>> Begin SUPPLIED DATA

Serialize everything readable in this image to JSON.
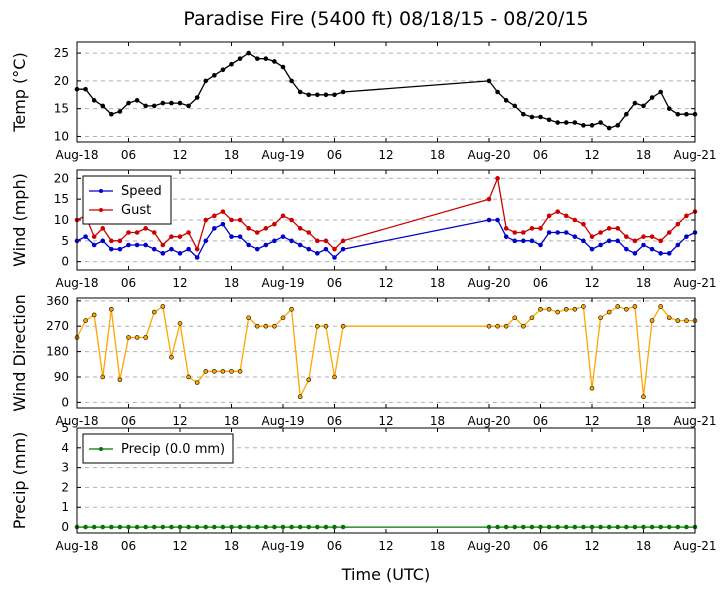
{
  "chart_data": {
    "title": "Paradise Fire (5400 ft) 08/18/15 - 08/20/15",
    "xlabel": "Time (UTC)",
    "x_unit": "hours",
    "x_range": [
      0,
      72
    ],
    "x_ticks": [
      {
        "x": 0,
        "label": "Aug-18"
      },
      {
        "x": 6,
        "label": "06"
      },
      {
        "x": 12,
        "label": "12"
      },
      {
        "x": 18,
        "label": "18"
      },
      {
        "x": 24,
        "label": "Aug-19"
      },
      {
        "x": 30,
        "label": "06"
      },
      {
        "x": 36,
        "label": "12"
      },
      {
        "x": 42,
        "label": "18"
      },
      {
        "x": 48,
        "label": "Aug-20"
      },
      {
        "x": 54,
        "label": "06"
      },
      {
        "x": 60,
        "label": "12"
      },
      {
        "x": 66,
        "label": "18"
      },
      {
        "x": 72,
        "label": "Aug-21"
      }
    ],
    "panels": [
      {
        "id": "temp",
        "type": "line",
        "ylabel": "Temp (°C)",
        "ylim": [
          9,
          27
        ],
        "yticks": [
          10,
          15,
          20,
          25
        ],
        "grid": true,
        "series": [
          {
            "color": "#000000",
            "x": [
              0,
              1,
              2,
              3,
              4,
              5,
              6,
              7,
              8,
              9,
              10,
              11,
              12,
              13,
              14,
              15,
              16,
              17,
              18,
              19,
              20,
              21,
              22,
              23,
              24,
              25,
              26,
              27,
              28,
              29,
              30,
              31,
              48,
              49,
              50,
              51,
              52,
              53,
              54,
              55,
              56,
              57,
              58,
              59,
              60,
              61,
              62,
              63,
              64,
              65,
              66,
              67,
              68,
              69,
              70,
              71,
              72
            ],
            "y": [
              18.5,
              18.5,
              16.5,
              15.5,
              14,
              14.5,
              16,
              16.5,
              15.5,
              15.5,
              16,
              16,
              16,
              15.5,
              17,
              20,
              21,
              22,
              23,
              24,
              25,
              24,
              24,
              23.5,
              22.5,
              20,
              18,
              17.5,
              17.5,
              17.5,
              17.5,
              18,
              20,
              18,
              16.5,
              15.5,
              14,
              13.5,
              13.5,
              13,
              12.5,
              12.5,
              12.5,
              12,
              12,
              12.5,
              11.5,
              12,
              14,
              16,
              15.5,
              17,
              18,
              15,
              14,
              14,
              14
            ]
          }
        ]
      },
      {
        "id": "wind",
        "type": "line",
        "ylabel": "Wind (mph)",
        "ylim": [
          -2,
          22
        ],
        "yticks": [
          0,
          5,
          10,
          15,
          20
        ],
        "grid": true,
        "legend_position": "top-left",
        "series": [
          {
            "name": "Speed",
            "color": "#0000cc",
            "x": [
              0,
              1,
              2,
              3,
              4,
              5,
              6,
              7,
              8,
              9,
              10,
              11,
              12,
              13,
              14,
              15,
              16,
              17,
              18,
              19,
              20,
              21,
              22,
              23,
              24,
              25,
              26,
              27,
              28,
              29,
              30,
              31,
              48,
              49,
              50,
              51,
              52,
              53,
              54,
              55,
              56,
              57,
              58,
              59,
              60,
              61,
              62,
              63,
              64,
              65,
              66,
              67,
              68,
              69,
              70,
              71,
              72
            ],
            "y": [
              5,
              6,
              4,
              5,
              3,
              3,
              4,
              4,
              4,
              3,
              2,
              3,
              2,
              3,
              1,
              5,
              8,
              9,
              6,
              6,
              4,
              3,
              4,
              5,
              6,
              5,
              4,
              3,
              2,
              3,
              1,
              3,
              10,
              10,
              6,
              5,
              5,
              5,
              4,
              7,
              7,
              7,
              6,
              5,
              3,
              4,
              5,
              5,
              3,
              2,
              4,
              3,
              2,
              2,
              4,
              6,
              7
            ]
          },
          {
            "name": "Gust",
            "color": "#cc0000",
            "x": [
              0,
              1,
              2,
              3,
              4,
              5,
              6,
              7,
              8,
              9,
              10,
              11,
              12,
              13,
              14,
              15,
              16,
              17,
              18,
              19,
              20,
              21,
              22,
              23,
              24,
              25,
              26,
              27,
              28,
              29,
              30,
              31,
              48,
              49,
              50,
              51,
              52,
              53,
              54,
              55,
              56,
              57,
              58,
              59,
              60,
              61,
              62,
              63,
              64,
              65,
              66,
              67,
              68,
              69,
              70,
              71,
              72
            ],
            "y": [
              10,
              11,
              6,
              8,
              5,
              5,
              7,
              7,
              8,
              7,
              4,
              6,
              6,
              7,
              3,
              10,
              11,
              12,
              10,
              10,
              8,
              7,
              8,
              9,
              11,
              10,
              8,
              7,
              5,
              5,
              3,
              5,
              15,
              20,
              8,
              7,
              7,
              8,
              8,
              11,
              12,
              11,
              10,
              9,
              6,
              7,
              8,
              8,
              6,
              5,
              6,
              6,
              5,
              7,
              9,
              11,
              12
            ]
          }
        ]
      },
      {
        "id": "wdir",
        "type": "scatter-line",
        "ylabel": "Wind Direction",
        "ylim": [
          -20,
          370
        ],
        "yticks": [
          0,
          90,
          180,
          270,
          360
        ],
        "grid": true,
        "series": [
          {
            "color": "#ffa500",
            "x": [
              0,
              1,
              2,
              3,
              4,
              5,
              6,
              7,
              8,
              9,
              10,
              11,
              12,
              13,
              14,
              15,
              16,
              17,
              18,
              19,
              20,
              21,
              22,
              23,
              24,
              25,
              26,
              27,
              28,
              29,
              30,
              31,
              48,
              49,
              50,
              51,
              52,
              53,
              54,
              55,
              56,
              57,
              58,
              59,
              60,
              61,
              62,
              63,
              64,
              65,
              66,
              67,
              68,
              69,
              70,
              71,
              72
            ],
            "y": [
              230,
              290,
              310,
              90,
              330,
              80,
              230,
              230,
              230,
              320,
              340,
              160,
              280,
              90,
              70,
              110,
              110,
              110,
              110,
              110,
              300,
              270,
              270,
              270,
              300,
              330,
              20,
              80,
              270,
              270,
              90,
              270,
              270,
              270,
              270,
              300,
              270,
              300,
              330,
              330,
              320,
              330,
              330,
              340,
              50,
              300,
              320,
              340,
              330,
              340,
              20,
              290,
              340,
              300,
              290,
              290,
              290
            ]
          }
        ]
      },
      {
        "id": "precip",
        "type": "line",
        "ylabel": "Precip (mm)",
        "ylim": [
          -0.3,
          5
        ],
        "yticks": [
          0,
          1,
          2,
          3,
          4,
          5
        ],
        "grid": true,
        "legend_position": "top-left",
        "series": [
          {
            "name": "Precip (0.0 mm)",
            "color": "#007700",
            "x": [
              0,
              1,
              2,
              3,
              4,
              5,
              6,
              7,
              8,
              9,
              10,
              11,
              12,
              13,
              14,
              15,
              16,
              17,
              18,
              19,
              20,
              21,
              22,
              23,
              24,
              25,
              26,
              27,
              28,
              29,
              30,
              31,
              48,
              49,
              50,
              51,
              52,
              53,
              54,
              55,
              56,
              57,
              58,
              59,
              60,
              61,
              62,
              63,
              64,
              65,
              66,
              67,
              68,
              69,
              70,
              71,
              72
            ],
            "y": [
              0,
              0,
              0,
              0,
              0,
              0,
              0,
              0,
              0,
              0,
              0,
              0,
              0,
              0,
              0,
              0,
              0,
              0,
              0,
              0,
              0,
              0,
              0,
              0,
              0,
              0,
              0,
              0,
              0,
              0,
              0,
              0,
              0,
              0,
              0,
              0,
              0,
              0,
              0,
              0,
              0,
              0,
              0,
              0,
              0,
              0,
              0,
              0,
              0,
              0,
              0,
              0,
              0,
              0,
              0,
              0,
              0
            ]
          }
        ]
      }
    ]
  }
}
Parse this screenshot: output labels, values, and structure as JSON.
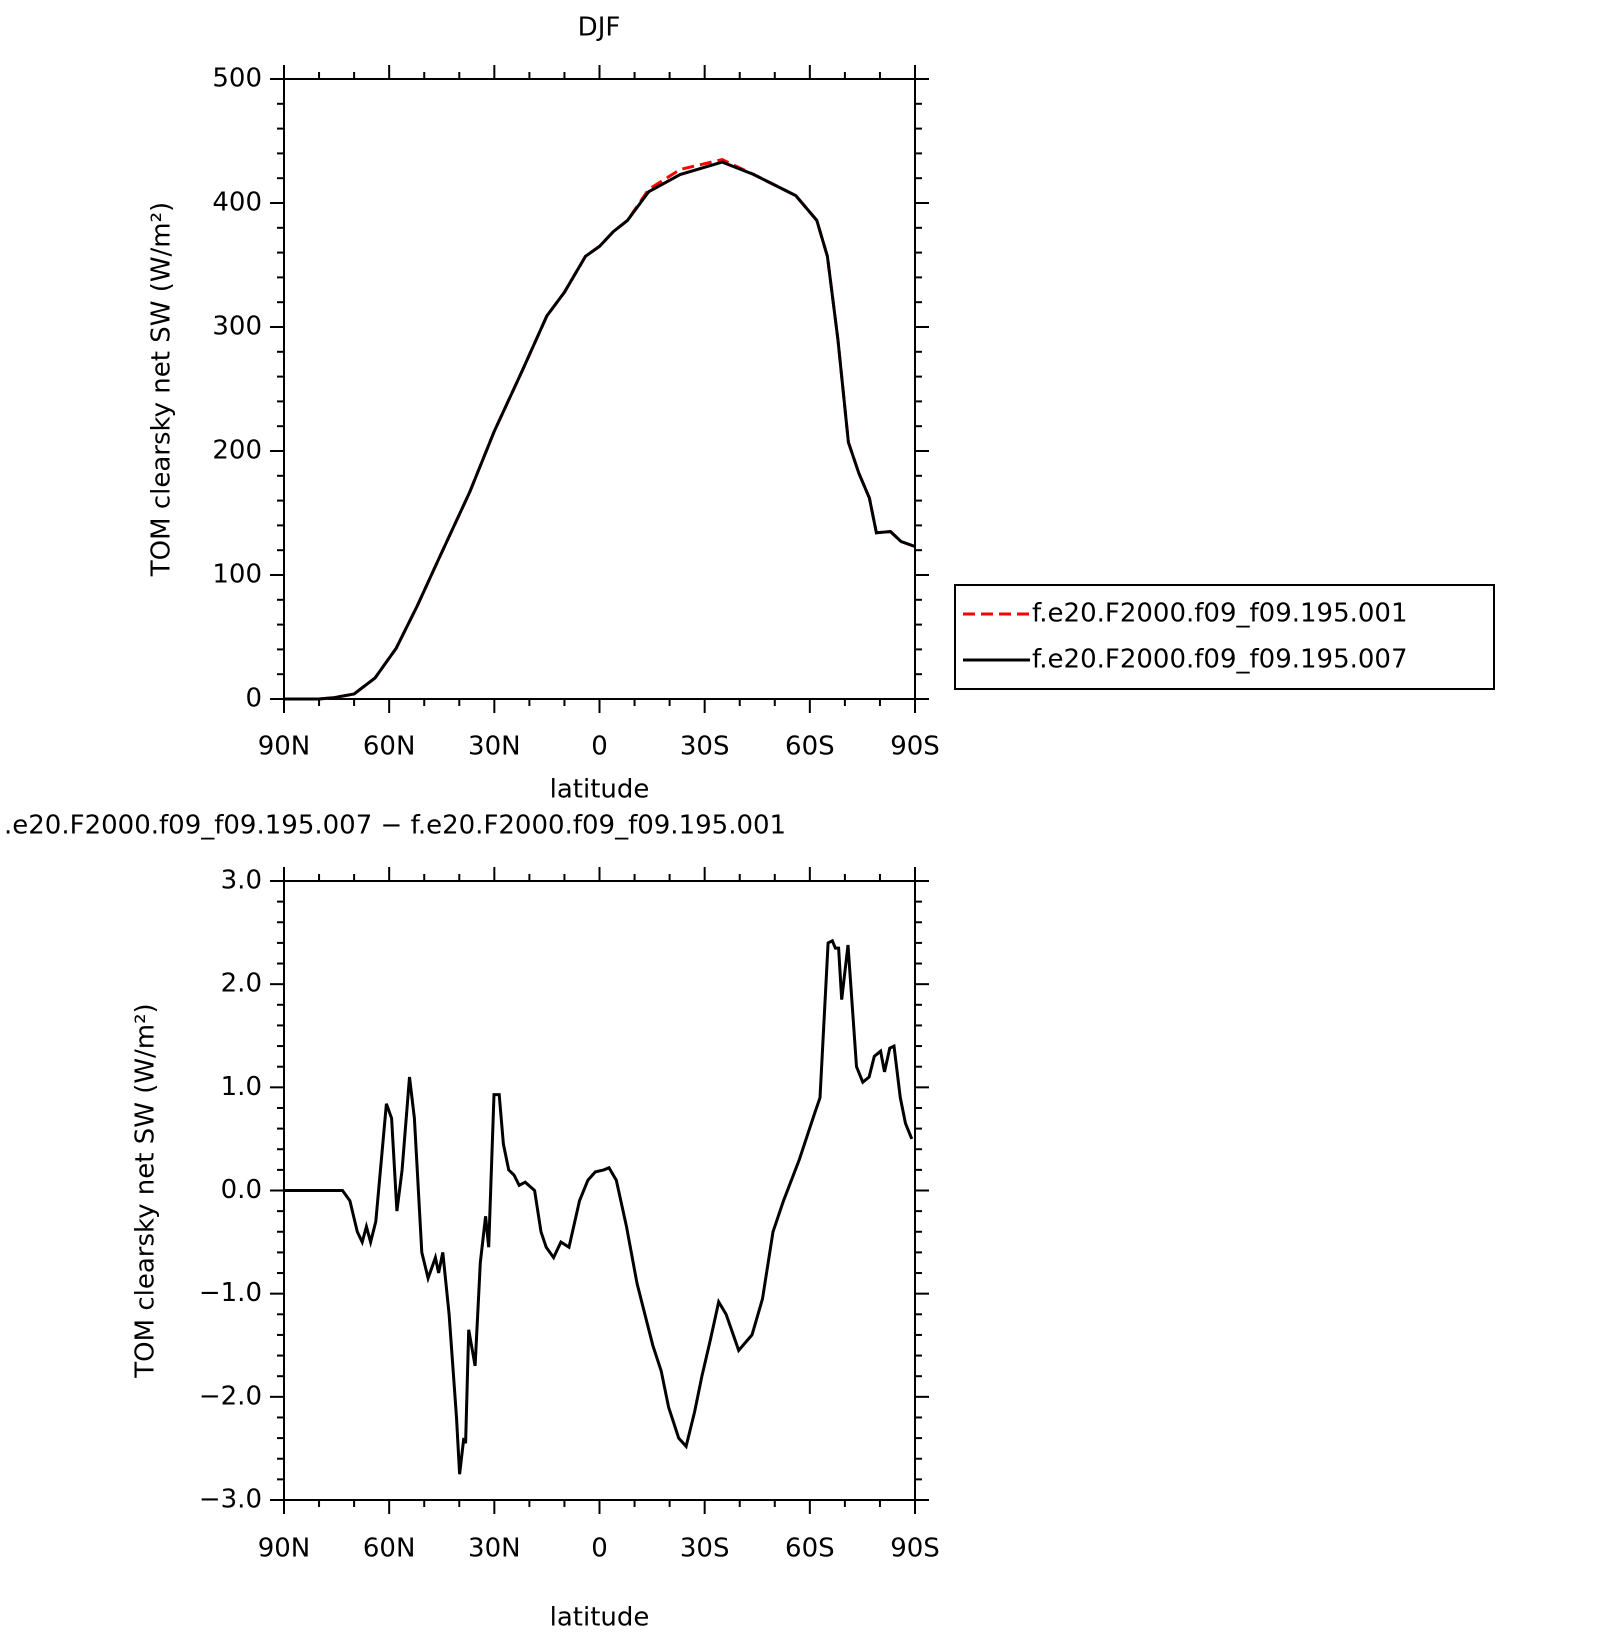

>> End SUPPLIED DATA

# WHAT NEEDS TO BE DONE
Keep the pictures out of the copy and write out the data exactly as it stands.

# SOLUTION TO THE PROBLEM
Serialize everything readable in this image to JSON.
{
  "chart_data": {
    "title": "Paradise Fire (5400 ft) 08/18/15 - 08/20/15",
    "xlabel": "Time (UTC)",
    "x_unit": "hours",
    "x_range": [
      0,
      72
    ],
    "x_ticks": [
      {
        "x": 0,
        "label": "Aug-18"
      },
      {
        "x": 6,
        "label": "06"
      },
      {
        "x": 12,
        "label": "12"
      },
      {
        "x": 18,
        "label": "18"
      },
      {
        "x": 24,
        "label": "Aug-19"
      },
      {
        "x": 30,
        "label": "06"
      },
      {
        "x": 36,
        "label": "12"
      },
      {
        "x": 42,
        "label": "18"
      },
      {
        "x": 48,
        "label": "Aug-20"
      },
      {
        "x": 54,
        "label": "06"
      },
      {
        "x": 60,
        "label": "12"
      },
      {
        "x": 66,
        "label": "18"
      },
      {
        "x": 72,
        "label": "Aug-21"
      }
    ],
    "panels": [
      {
        "id": "temp",
        "type": "line",
        "ylabel": "Temp (°C)",
        "ylim": [
          9,
          27
        ],
        "yticks": [
          10,
          15,
          20,
          25
        ],
        "grid": true,
        "series": [
          {
            "color": "#000000",
            "x": [
              0,
              1,
              2,
              3,
              4,
              5,
              6,
              7,
              8,
              9,
              10,
              11,
              12,
              13,
              14,
              15,
              16,
              17,
              18,
              19,
              20,
              21,
              22,
              23,
              24,
              25,
              26,
              27,
              28,
              29,
              30,
              31,
              48,
              49,
              50,
              51,
              52,
              53,
              54,
              55,
              56,
              57,
              58,
              59,
              60,
              61,
              62,
              63,
              64,
              65,
              66,
              67,
              68,
              69,
              70,
              71,
              72
            ],
            "y": [
              18.5,
              18.5,
              16.5,
              15.5,
              14,
              14.5,
              16,
              16.5,
              15.5,
              15.5,
              16,
              16,
              16,
              15.5,
              17,
              20,
              21,
              22,
              23,
              24,
              25,
              24,
              24,
              23.5,
              22.5,
              20,
              18,
              17.5,
              17.5,
              17.5,
              17.5,
              18,
              20,
              18,
              16.5,
              15.5,
              14,
              13.5,
              13.5,
              13,
              12.5,
              12.5,
              12.5,
              12,
              12,
              12.5,
              11.5,
              12,
              14,
              16,
              15.5,
              17,
              18,
              15,
              14,
              14,
              14
            ]
          }
        ]
      },
      {
        "id": "wind",
        "type": "line",
        "ylabel": "Wind (mph)",
        "ylim": [
          -2,
          22
        ],
        "yticks": [
          0,
          5,
          10,
          15,
          20
        ],
        "grid": true,
        "legend_position": "top-left",
        "series": [
          {
            "name": "Speed",
            "color": "#0000cc",
            "x": [
              0,
              1,
              2,
              3,
              4,
              5,
              6,
              7,
              8,
              9,
              10,
              11,
              12,
              13,
              14,
              15,
              16,
              17,
              18,
              19,
              20,
              21,
              22,
              23,
              24,
              25,
              26,
              27,
              28,
              29,
              30,
              31,
              48,
              49,
              50,
              51,
              52,
              53,
              54,
              55,
              56,
              57,
              58,
              59,
              60,
              61,
              62,
              63,
              64,
              65,
              66,
              67,
              68,
              69,
              70,
              71,
              72
            ],
            "y": [
              5,
              6,
              4,
              5,
              3,
              3,
              4,
              4,
              4,
              3,
              2,
              3,
              2,
              3,
              1,
              5,
              8,
              9,
              6,
              6,
              4,
              3,
              4,
              5,
              6,
              5,
              4,
              3,
              2,
              3,
              1,
              3,
              10,
              10,
              6,
              5,
              5,
              5,
              4,
              7,
              7,
              7,
              6,
              5,
              3,
              4,
              5,
              5,
              3,
              2,
              4,
              3,
              2,
              2,
              4,
              6,
              7
            ]
          },
          {
            "name": "Gust",
            "color": "#cc0000",
            "x": [
              0,
              1,
              2,
              3,
              4,
              5,
              6,
              7,
              8,
              9,
              10,
              11,
              12,
              13,
              14,
              15,
              16,
              17,
              18,
              19,
              20,
              21,
              22,
              23,
              24,
              25,
              26,
              27,
              28,
              29,
              30,
              31,
              48,
              49,
              50,
              51,
              52,
              53,
              54,
              55,
              56,
              57,
              58,
              59,
              60,
              61,
              62,
              63,
              64,
              65,
              66,
              67,
              68,
              69,
              70,
              71,
              72
            ],
            "y": [
              10,
              11,
              6,
              8,
              5,
              5,
              7,
              7,
              8,
              7,
              4,
              6,
              6,
              7,
              3,
              10,
              11,
              12,
              10,
              10,
              8,
              7,
              8,
              9,
              11,
              10,
              8,
              7,
              5,
              5,
              3,
              5,
              15,
              20,
              8,
              7,
              7,
              8,
              8,
              11,
              12,
              11,
              10,
              9,
              6,
              7,
              8,
              8,
              6,
              5,
              6,
              6,
              5,
              7,
              9,
              11,
              12
            ]
          }
        ]
      },
      {
        "id": "wdir",
        "type": "scatter-line",
        "ylabel": "Wind Direction",
        "ylim": [
          -20,
          370
        ],
        "yticks": [
          0,
          90,
          180,
          270,
          360
        ],
        "grid": true,
        "series": [
          {
            "color": "#ffa500",
            "x": [
              0,
              1,
              2,
              3,
              4,
              5,
              6,
              7,
              8,
              9,
              10,
              11,
              12,
              13,
              14,
              15,
              16,
              17,
              18,
              19,
              20,
              21,
              22,
              23,
              24,
              25,
              26,
              27,
              28,
              29,
              30,
              31,
              48,
              49,
              50,
              51,
              52,
              53,
              54,
              55,
              56,
              57,
              58,
              59,
              60,
              61,
              62,
              63,
              64,
              65,
              66,
              67,
              68,
              69,
              70,
              71,
              72
            ],
            "y": [
              230,
              290,
              310,
              90,
              330,
              80,
              230,
              230,
              230,
              320,
              340,
              160,
              280,
              90,
              70,
              110,
              110,
              110,
              110,
              110,
              300,
              270,
              270,
              270,
              300,
              330,
              20,
              80,
              270,
              270,
              90,
              270,
              270,
              270,
              270,
              300,
              270,
              300,
              330,
              330,
              320,
              330,
              330,
              340,
              50,
              300,
              320,
              340,
              330,
              340,
              20,
              290,
              340,
              300,
              290,
              290,
              290
            ]
          }
        ]
      },
      {
        "id": "precip",
        "type": "line",
        "ylabel": "Precip (mm)",
        "ylim": [
          -0.3,
          5
        ],
        "yticks": [
          0,
          1,
          2,
          3,
          4,
          5
        ],
        "grid": true,
        "legend_position": "top-left",
        "series": [
          {
            "name": "Precip (0.0 mm)",
            "color": "#007700",
            "x": [
              0,
              1,
              2,
              3,
              4,
              5,
              6,
              7,
              8,
              9,
              10,
              11,
              12,
              13,
              14,
              15,
              16,
              17,
              18,
              19,
              20,
              21,
              22,
              23,
              24,
              25,
              26,
              27,
              28,
              29,
              30,
              31,
              48,
              49,
              50,
              51,
              52,
              53,
              54,
              55,
              56,
              57,
              58,
              59,
              60,
              61,
              62,
              63,
              64,
              65,
              66,
              67,
              68,
              69,
              70,
              71,
              72
            ],
            "y": [
              0,
              0,
              0,
              0,
              0,
              0,
              0,
              0,
              0,
              0,
              0,
              0,
              0,
              0,
              0,
              0,
              0,
              0,
              0,
              0,
              0,
              0,
              0,
              0,
              0,
              0,
              0,
              0,
              0,
              0,
              0,
              0,
              0,
              0,
              0,
              0,
              0,
              0,
              0,
              0,
              0,
              0,
              0,
              0,
              0,
              0,
              0,
              0,
              0,
              0,
              0,
              0,
              0,
              0,
              0,
              0,
              0
            ]
          }
        ]
      }
    ]
  }
}
Parse this screenshot: output labels, values, and structure as JSON.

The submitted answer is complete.